Task to carry out - In the material below, copy out verbatim every line from the one containing "Text: Tanenbaum &" through the one containing "Detect and localize", including both of those lines.

=== Data for this task ===

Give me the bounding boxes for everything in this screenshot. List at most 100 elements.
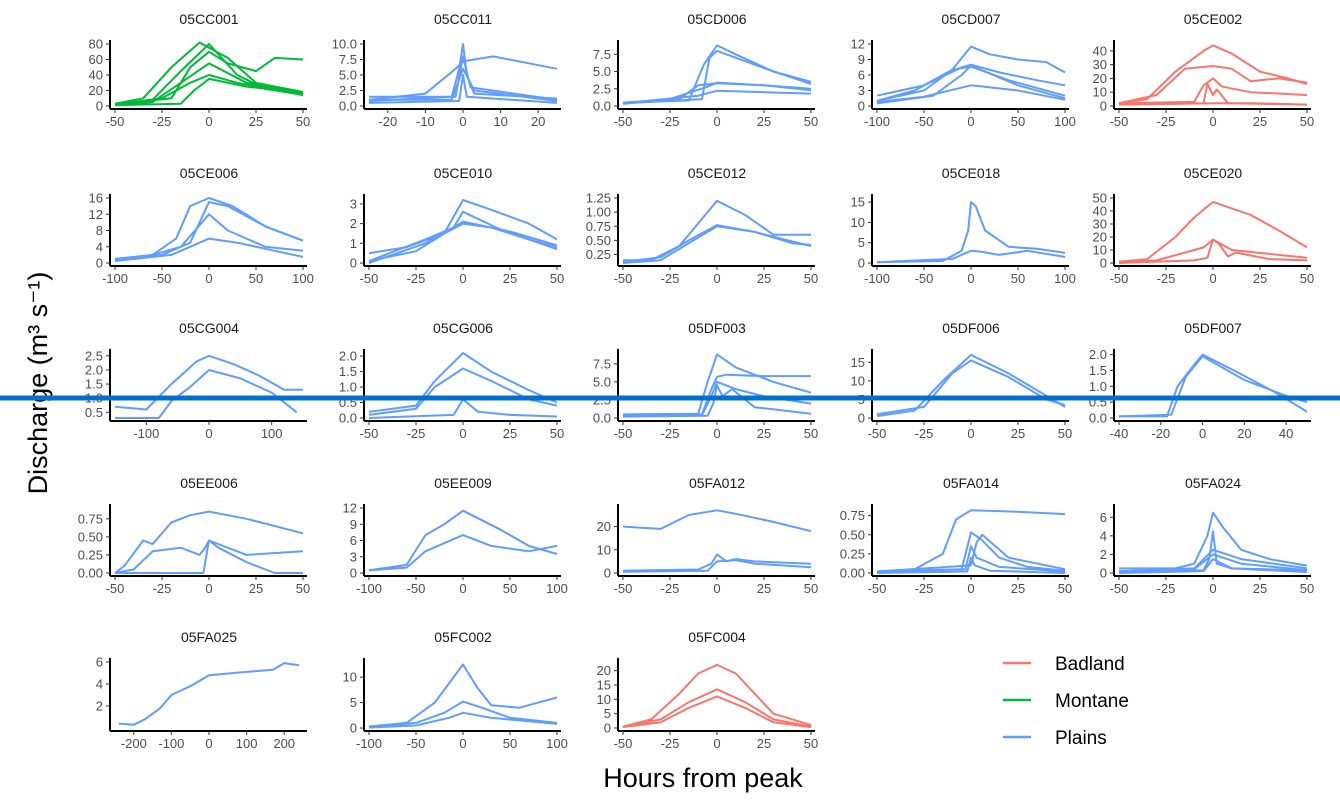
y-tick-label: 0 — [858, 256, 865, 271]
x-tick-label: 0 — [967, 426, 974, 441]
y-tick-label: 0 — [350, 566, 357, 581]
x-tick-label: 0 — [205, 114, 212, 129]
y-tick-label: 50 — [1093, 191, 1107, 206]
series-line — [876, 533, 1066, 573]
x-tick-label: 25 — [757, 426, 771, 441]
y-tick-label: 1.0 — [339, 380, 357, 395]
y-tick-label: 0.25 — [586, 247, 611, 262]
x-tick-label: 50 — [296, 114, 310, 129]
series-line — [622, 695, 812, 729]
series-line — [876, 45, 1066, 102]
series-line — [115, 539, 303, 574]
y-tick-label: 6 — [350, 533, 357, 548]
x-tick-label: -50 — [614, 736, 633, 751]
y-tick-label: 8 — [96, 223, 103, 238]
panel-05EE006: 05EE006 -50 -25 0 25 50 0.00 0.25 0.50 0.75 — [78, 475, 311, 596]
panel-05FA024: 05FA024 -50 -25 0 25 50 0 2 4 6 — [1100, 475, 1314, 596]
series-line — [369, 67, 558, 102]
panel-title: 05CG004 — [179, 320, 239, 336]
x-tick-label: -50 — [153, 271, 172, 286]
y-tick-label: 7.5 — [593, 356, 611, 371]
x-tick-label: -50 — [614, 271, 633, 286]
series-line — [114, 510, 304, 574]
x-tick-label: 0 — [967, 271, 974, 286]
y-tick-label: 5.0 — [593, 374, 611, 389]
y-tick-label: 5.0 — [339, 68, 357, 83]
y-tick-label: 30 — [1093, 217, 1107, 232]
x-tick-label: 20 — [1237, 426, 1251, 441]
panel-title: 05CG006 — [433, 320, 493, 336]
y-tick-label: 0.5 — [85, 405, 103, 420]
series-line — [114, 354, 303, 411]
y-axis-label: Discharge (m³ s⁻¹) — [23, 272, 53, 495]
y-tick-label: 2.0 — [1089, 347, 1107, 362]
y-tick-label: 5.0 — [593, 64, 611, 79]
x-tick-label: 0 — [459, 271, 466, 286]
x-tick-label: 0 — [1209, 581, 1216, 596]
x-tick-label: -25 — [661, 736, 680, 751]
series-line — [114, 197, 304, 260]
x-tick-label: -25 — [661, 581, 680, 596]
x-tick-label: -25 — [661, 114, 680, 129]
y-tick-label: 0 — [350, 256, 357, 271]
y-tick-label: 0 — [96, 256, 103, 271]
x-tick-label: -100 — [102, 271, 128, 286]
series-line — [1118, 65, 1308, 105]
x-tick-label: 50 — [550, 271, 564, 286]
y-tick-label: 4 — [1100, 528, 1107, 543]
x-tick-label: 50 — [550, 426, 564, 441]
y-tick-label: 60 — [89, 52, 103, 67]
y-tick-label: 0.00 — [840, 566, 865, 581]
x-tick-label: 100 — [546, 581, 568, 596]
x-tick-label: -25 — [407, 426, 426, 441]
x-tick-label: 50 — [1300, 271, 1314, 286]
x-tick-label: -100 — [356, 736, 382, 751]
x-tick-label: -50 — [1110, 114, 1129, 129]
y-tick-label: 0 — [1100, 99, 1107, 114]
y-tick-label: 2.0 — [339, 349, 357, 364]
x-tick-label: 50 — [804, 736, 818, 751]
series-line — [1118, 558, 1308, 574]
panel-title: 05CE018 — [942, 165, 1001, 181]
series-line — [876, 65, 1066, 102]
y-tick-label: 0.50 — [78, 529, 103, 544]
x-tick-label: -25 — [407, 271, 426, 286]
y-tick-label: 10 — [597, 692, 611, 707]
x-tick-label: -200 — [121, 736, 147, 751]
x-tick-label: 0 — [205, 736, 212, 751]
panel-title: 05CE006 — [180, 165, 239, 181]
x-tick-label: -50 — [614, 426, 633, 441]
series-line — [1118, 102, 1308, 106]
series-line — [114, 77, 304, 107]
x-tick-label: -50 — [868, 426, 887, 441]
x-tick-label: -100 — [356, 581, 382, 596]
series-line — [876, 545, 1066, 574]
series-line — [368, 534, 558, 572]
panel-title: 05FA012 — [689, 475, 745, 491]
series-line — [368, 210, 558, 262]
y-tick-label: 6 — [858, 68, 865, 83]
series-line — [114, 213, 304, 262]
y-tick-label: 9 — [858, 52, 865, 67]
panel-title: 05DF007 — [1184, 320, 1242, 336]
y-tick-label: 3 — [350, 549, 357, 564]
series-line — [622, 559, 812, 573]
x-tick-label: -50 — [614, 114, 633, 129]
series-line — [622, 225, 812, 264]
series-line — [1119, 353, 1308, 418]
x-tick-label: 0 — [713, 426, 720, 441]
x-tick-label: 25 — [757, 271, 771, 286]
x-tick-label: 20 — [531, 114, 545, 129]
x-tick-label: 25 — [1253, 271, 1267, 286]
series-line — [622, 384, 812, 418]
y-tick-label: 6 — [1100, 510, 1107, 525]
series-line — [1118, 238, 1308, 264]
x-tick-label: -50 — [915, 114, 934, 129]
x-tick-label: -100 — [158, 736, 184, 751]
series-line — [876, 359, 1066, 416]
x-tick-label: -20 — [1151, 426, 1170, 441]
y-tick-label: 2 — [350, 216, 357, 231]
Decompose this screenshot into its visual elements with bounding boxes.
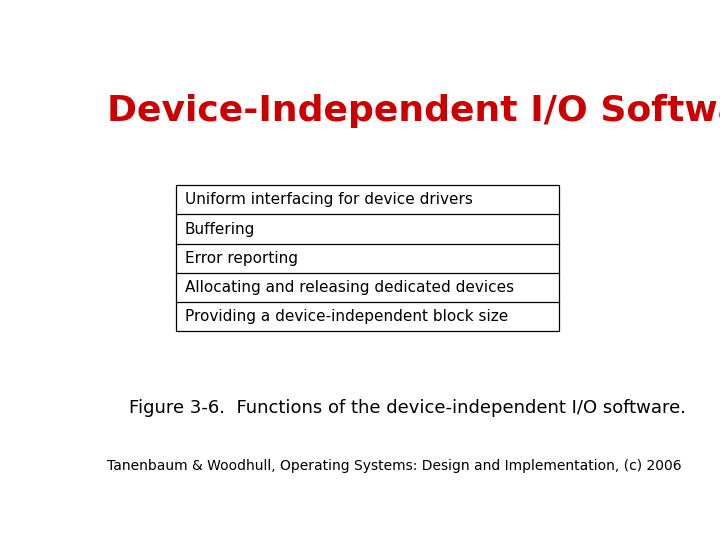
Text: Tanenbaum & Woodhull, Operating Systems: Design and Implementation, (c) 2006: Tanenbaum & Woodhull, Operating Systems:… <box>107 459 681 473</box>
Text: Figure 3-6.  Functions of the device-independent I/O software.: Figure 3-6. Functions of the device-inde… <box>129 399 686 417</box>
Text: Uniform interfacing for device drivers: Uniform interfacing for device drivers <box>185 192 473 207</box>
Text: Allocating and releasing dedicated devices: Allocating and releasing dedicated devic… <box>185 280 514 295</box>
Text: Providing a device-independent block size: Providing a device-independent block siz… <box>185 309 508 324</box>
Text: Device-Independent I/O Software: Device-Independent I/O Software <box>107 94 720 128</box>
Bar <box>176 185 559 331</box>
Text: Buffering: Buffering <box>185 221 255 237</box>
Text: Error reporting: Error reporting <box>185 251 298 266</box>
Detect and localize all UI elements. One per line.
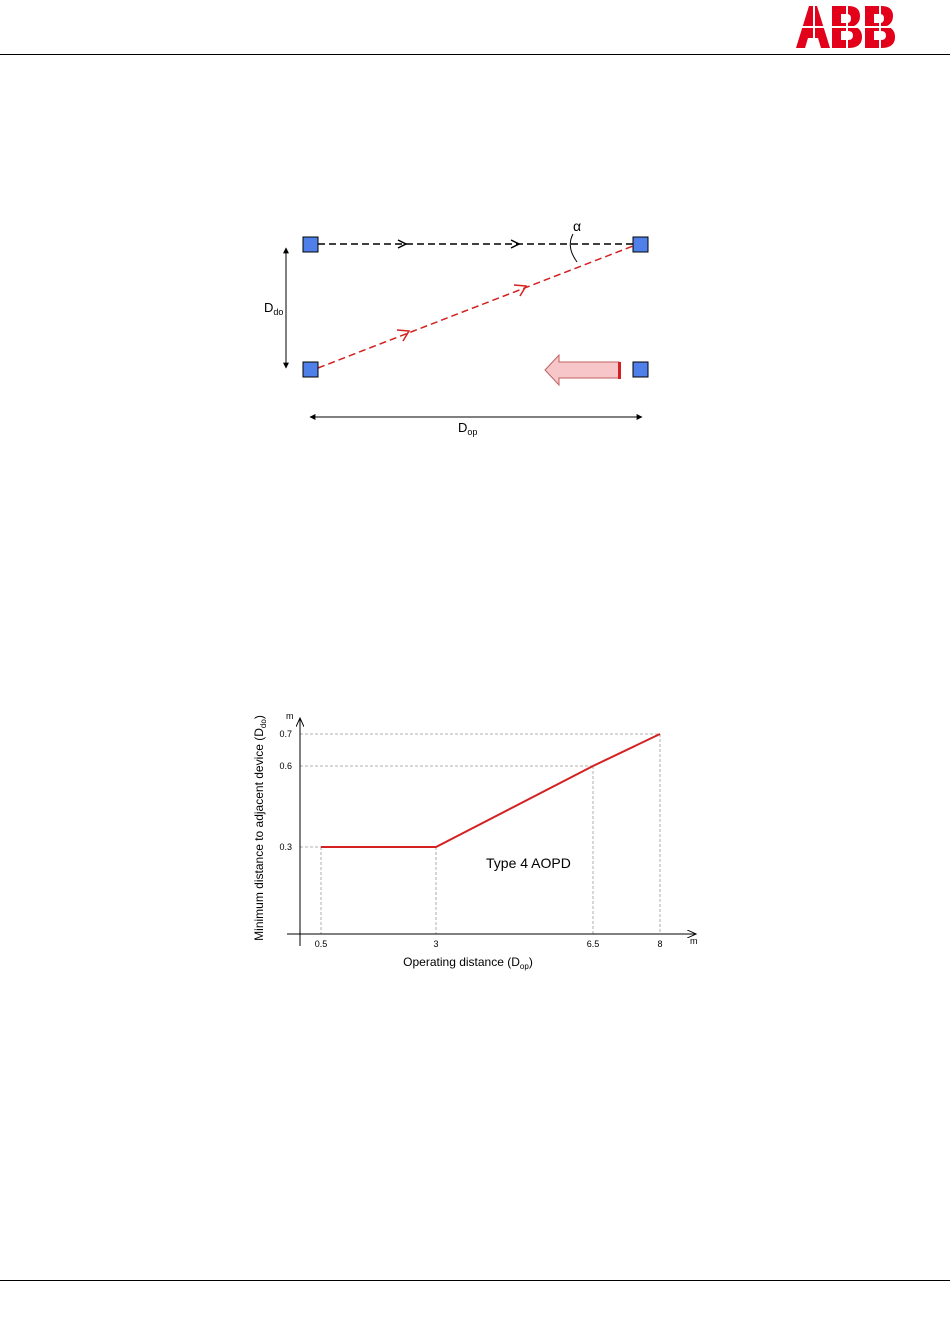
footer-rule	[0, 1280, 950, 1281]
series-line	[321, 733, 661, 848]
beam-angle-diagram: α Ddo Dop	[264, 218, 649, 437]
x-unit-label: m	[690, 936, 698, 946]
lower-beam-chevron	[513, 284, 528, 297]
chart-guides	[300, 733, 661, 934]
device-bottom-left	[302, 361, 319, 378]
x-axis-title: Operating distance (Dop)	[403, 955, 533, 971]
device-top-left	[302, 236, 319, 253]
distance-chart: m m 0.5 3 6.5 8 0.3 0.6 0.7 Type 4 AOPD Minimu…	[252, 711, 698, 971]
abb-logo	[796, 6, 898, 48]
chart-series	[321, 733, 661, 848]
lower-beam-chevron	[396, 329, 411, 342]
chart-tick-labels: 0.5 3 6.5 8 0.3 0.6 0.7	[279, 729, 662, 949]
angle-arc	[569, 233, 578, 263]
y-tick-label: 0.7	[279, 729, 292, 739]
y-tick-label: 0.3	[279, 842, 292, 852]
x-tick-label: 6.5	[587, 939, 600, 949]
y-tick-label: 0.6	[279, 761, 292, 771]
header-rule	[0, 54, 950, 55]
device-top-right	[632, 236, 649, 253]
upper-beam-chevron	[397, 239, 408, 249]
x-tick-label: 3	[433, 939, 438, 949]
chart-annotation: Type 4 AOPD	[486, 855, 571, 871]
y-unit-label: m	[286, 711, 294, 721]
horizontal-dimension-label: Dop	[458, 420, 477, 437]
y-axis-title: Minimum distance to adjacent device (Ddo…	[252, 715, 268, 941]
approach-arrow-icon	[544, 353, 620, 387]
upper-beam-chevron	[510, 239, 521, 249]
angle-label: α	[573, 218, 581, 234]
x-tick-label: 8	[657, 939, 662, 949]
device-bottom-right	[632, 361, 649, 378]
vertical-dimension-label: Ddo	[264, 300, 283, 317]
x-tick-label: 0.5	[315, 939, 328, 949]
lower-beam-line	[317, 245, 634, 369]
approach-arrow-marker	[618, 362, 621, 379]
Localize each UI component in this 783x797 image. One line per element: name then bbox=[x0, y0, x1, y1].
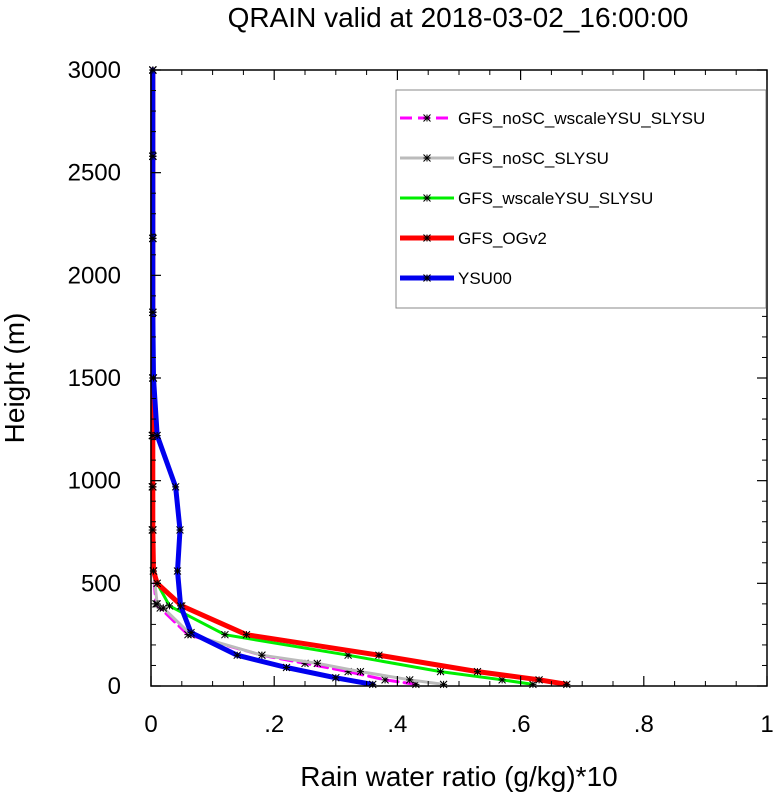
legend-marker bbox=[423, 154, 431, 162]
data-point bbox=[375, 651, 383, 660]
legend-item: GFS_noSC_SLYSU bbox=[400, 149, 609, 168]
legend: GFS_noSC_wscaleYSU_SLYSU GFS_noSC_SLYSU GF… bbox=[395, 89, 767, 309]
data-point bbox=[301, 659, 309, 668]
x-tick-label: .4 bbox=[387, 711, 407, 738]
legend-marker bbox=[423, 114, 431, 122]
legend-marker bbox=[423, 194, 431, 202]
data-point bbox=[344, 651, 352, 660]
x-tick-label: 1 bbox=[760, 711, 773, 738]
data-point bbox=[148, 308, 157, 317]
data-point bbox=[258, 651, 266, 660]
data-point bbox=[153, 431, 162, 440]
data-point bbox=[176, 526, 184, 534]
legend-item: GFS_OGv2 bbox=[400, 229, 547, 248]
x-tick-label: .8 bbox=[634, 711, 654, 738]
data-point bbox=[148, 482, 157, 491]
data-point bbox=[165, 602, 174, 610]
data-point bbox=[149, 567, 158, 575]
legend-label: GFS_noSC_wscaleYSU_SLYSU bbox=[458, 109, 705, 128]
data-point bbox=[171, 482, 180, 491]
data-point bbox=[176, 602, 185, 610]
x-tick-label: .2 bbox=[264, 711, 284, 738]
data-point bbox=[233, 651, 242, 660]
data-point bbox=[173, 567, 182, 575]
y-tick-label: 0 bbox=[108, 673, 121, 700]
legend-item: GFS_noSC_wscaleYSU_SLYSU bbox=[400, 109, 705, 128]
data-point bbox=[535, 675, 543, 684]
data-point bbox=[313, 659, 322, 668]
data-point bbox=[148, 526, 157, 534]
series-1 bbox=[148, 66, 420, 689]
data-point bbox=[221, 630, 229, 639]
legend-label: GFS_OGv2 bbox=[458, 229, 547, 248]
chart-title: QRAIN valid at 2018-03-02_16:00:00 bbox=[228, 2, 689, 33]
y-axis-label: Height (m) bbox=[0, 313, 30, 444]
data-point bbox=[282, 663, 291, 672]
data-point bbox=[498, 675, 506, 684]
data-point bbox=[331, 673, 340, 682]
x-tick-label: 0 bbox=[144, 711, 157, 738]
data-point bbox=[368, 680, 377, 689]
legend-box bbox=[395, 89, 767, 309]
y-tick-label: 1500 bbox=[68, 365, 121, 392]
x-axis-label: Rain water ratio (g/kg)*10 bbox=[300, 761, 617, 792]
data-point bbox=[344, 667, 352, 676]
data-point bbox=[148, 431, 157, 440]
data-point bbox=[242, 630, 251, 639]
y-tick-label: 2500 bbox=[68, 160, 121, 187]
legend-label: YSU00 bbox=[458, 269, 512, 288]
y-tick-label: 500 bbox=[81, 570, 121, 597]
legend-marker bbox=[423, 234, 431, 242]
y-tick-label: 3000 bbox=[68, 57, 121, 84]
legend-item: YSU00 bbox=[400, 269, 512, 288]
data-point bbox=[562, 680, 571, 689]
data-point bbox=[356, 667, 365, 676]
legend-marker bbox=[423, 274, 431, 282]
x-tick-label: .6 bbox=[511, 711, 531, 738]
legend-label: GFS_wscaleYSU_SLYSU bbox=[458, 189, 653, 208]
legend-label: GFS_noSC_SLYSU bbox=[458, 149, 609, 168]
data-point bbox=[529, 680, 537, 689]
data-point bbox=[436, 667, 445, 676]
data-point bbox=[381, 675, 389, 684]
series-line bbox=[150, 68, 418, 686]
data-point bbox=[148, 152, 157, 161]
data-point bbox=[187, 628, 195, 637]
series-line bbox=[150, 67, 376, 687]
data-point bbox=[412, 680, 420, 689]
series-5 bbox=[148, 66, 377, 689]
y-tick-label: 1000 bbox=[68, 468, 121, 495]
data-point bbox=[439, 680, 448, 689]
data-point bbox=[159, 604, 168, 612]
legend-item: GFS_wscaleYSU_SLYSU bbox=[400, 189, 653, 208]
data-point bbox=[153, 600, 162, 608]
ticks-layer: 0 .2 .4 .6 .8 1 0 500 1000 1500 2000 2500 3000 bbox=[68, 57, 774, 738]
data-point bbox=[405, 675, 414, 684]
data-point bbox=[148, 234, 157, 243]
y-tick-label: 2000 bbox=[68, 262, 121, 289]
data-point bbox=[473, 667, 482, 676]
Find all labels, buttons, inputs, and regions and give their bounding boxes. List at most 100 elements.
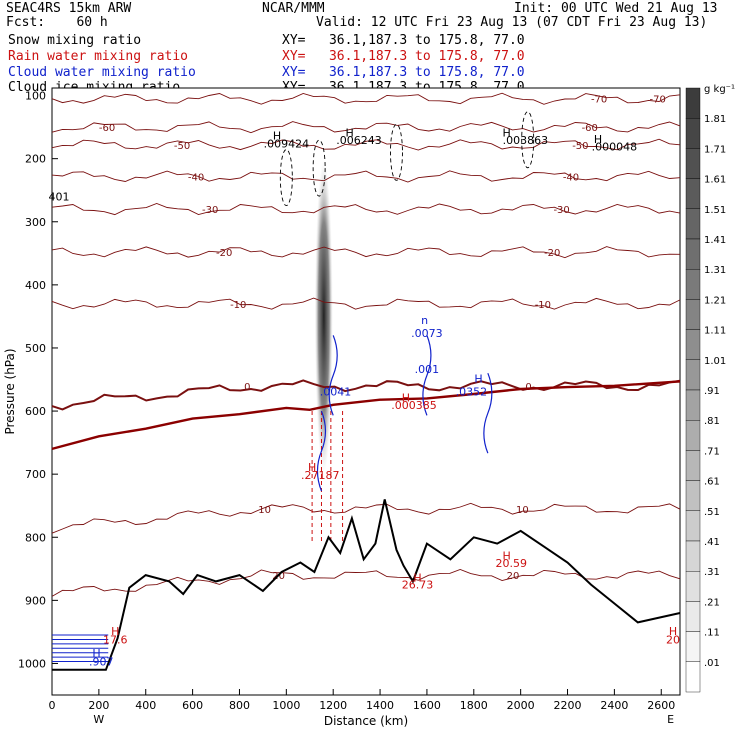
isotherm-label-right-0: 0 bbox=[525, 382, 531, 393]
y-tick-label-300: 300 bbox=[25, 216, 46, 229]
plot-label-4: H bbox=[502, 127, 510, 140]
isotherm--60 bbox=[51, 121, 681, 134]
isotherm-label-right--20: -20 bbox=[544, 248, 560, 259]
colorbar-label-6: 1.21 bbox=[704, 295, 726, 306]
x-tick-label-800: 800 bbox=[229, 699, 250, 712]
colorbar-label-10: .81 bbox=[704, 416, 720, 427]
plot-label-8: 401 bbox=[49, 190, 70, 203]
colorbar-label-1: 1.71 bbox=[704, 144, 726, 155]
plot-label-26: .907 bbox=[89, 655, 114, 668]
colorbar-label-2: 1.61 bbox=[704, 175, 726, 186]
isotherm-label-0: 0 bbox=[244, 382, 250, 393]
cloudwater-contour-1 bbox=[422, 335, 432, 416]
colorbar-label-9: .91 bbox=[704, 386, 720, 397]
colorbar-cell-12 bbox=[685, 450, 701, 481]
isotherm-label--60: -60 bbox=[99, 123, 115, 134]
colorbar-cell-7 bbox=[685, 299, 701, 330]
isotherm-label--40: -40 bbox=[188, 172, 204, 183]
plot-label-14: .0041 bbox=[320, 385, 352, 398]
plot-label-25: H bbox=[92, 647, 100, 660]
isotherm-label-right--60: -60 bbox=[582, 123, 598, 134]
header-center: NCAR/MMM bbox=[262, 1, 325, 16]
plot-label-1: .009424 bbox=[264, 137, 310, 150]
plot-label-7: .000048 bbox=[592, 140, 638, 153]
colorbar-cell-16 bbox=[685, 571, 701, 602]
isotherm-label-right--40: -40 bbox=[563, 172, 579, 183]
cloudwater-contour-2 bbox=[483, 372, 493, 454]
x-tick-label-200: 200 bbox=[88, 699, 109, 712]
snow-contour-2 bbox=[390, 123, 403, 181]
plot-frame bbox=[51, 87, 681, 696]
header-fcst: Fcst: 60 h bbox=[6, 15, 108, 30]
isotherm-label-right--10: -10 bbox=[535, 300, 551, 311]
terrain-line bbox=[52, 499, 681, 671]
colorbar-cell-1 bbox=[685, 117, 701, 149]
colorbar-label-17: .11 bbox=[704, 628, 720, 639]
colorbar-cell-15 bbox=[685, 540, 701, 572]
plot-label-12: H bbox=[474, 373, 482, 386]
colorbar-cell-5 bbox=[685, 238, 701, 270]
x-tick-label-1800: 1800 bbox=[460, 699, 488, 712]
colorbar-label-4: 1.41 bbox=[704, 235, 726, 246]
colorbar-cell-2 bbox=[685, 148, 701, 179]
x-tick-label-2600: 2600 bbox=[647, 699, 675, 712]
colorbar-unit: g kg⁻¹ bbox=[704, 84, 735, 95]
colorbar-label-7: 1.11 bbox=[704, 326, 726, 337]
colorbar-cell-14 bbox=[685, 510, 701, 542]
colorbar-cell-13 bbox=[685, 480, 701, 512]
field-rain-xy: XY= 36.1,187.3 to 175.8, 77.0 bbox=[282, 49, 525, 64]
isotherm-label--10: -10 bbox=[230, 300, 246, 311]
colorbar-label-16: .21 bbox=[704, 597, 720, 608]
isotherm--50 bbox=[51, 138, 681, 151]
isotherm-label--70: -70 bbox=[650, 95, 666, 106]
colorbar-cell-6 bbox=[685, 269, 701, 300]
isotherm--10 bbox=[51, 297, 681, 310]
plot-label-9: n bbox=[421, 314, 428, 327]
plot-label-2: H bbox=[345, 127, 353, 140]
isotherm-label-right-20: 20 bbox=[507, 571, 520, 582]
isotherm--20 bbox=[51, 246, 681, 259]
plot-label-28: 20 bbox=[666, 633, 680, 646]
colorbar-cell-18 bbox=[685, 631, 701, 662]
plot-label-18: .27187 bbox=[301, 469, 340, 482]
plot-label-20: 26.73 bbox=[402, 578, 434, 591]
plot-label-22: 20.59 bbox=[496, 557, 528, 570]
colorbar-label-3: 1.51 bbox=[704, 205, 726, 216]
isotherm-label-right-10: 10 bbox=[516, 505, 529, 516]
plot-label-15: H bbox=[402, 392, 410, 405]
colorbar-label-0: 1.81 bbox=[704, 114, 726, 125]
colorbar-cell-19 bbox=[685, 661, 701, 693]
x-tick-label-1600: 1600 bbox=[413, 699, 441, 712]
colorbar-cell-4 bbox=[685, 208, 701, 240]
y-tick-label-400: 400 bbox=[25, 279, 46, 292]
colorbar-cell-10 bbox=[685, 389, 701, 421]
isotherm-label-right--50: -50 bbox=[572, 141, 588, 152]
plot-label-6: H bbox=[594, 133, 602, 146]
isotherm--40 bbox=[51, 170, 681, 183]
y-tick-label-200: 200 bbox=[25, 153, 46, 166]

===

Exercise output -
Text: Tanenbaum & Woodhull, Operating Systems: Design and Implementation, (c) 2006: Tanenbaum & Woodhull, Operating Systems:… <box>107 459 681 473</box>
Text: Figure 3-6.  Functions of the device-independent I/O software.: Figure 3-6. Functions of the device-inde… <box>129 399 686 417</box>
Text: Uniform interfacing for device drivers: Uniform interfacing for device drivers <box>185 192 473 207</box>
Text: Allocating and releasing dedicated devices: Allocating and releasing dedicated devic… <box>185 280 514 295</box>
Text: Providing a device-independent block size: Providing a device-independent block siz… <box>185 309 508 324</box>
Text: Device-Independent I/O Software: Device-Independent I/O Software <box>107 94 720 128</box>
Bar <box>176 185 559 331</box>
Text: Buffering: Buffering <box>185 221 255 237</box>
Text: Error reporting: Error reporting <box>185 251 298 266</box>
Detect and localize all UI elements. One per line.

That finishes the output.